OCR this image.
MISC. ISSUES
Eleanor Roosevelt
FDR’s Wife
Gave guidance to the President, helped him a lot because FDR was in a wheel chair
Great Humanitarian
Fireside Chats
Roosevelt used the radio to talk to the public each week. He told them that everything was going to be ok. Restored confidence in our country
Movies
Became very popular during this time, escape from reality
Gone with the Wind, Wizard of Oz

§ **Exercise details**
Return each line with "this".

§ **Task response**
OCR this image.
Became very popular during this time, escape from reality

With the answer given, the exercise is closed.